Exercise goal
Reproduce only this part of the listing: the line with "Read this page and output its text content.", plus every line after it through the last.

[Records from a collection]
.....

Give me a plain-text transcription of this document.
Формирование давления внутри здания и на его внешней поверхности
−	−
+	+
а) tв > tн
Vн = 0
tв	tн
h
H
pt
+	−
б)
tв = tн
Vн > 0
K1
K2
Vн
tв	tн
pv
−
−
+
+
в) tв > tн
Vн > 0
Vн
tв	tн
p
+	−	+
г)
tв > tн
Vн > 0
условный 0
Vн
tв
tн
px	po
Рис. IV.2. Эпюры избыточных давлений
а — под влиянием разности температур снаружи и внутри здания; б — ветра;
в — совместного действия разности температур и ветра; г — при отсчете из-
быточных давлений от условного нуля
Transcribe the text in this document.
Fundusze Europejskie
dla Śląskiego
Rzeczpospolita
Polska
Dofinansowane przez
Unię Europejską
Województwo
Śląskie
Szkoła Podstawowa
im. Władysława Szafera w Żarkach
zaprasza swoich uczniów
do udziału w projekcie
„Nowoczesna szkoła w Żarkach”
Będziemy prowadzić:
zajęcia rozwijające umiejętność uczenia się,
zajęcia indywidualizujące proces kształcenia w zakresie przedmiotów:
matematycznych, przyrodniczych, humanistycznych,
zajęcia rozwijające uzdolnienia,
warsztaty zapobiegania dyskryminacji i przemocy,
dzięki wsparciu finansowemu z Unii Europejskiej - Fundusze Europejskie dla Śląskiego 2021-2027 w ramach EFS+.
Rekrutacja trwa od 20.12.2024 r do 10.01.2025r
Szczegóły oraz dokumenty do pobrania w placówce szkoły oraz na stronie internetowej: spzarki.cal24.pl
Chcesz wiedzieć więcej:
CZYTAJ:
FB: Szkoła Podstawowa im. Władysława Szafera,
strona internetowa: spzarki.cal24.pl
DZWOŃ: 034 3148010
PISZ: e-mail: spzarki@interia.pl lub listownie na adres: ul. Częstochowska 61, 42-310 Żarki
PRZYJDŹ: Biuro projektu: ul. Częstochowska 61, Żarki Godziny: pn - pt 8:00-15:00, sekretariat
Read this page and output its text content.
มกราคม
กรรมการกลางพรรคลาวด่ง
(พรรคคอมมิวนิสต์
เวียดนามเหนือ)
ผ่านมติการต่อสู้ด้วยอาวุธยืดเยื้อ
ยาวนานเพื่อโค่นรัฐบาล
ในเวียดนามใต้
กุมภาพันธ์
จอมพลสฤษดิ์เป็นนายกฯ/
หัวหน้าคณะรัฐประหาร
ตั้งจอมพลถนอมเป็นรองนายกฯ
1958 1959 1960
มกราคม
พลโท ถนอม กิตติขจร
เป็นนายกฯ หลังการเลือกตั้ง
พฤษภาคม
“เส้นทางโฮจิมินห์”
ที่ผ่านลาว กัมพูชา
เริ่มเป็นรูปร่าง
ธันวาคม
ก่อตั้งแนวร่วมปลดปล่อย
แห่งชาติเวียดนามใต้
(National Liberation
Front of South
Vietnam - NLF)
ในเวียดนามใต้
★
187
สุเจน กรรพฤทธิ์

.....

Final result
Read this page and output its text content.
มกราคม
กรรมการกลางพรรคลาวด่ง
(พรรคคอมมิวนิสต์
เวียดนามเหนือ)
ผ่านมติการต่อสู้ด้วยอาวุธยืดเยื้อ
ยาวนานเพื่อโค่นรัฐบาล
ในเวียดนามใต้
กุมภาพันธ์
จอมพลสฤษดิ์เป็นนายกฯ/
หัวหน้าคณะรัฐประหาร
ตั้งจอมพลถนอมเป็นรองนายกฯ
1958 1959 1960
มกราคม
พลโท ถนอม กิตติขจร
เป็นนายกฯ หลังการเลือกตั้ง
พฤษภาคม
“เส้นทางโฮจิมินห์”
ที่ผ่านลาว กัมพูชา
เริ่มเป็นรูปร่าง
ธันวาคม
ก่อตั้งแนวร่วมปลดปล่อย
แห่งชาติเวียดนามใต้
(National Liberation
Front of South
Vietnam - NLF)
ในเวียดนามใต้
★
187
สุเจน กรรพฤทธิ์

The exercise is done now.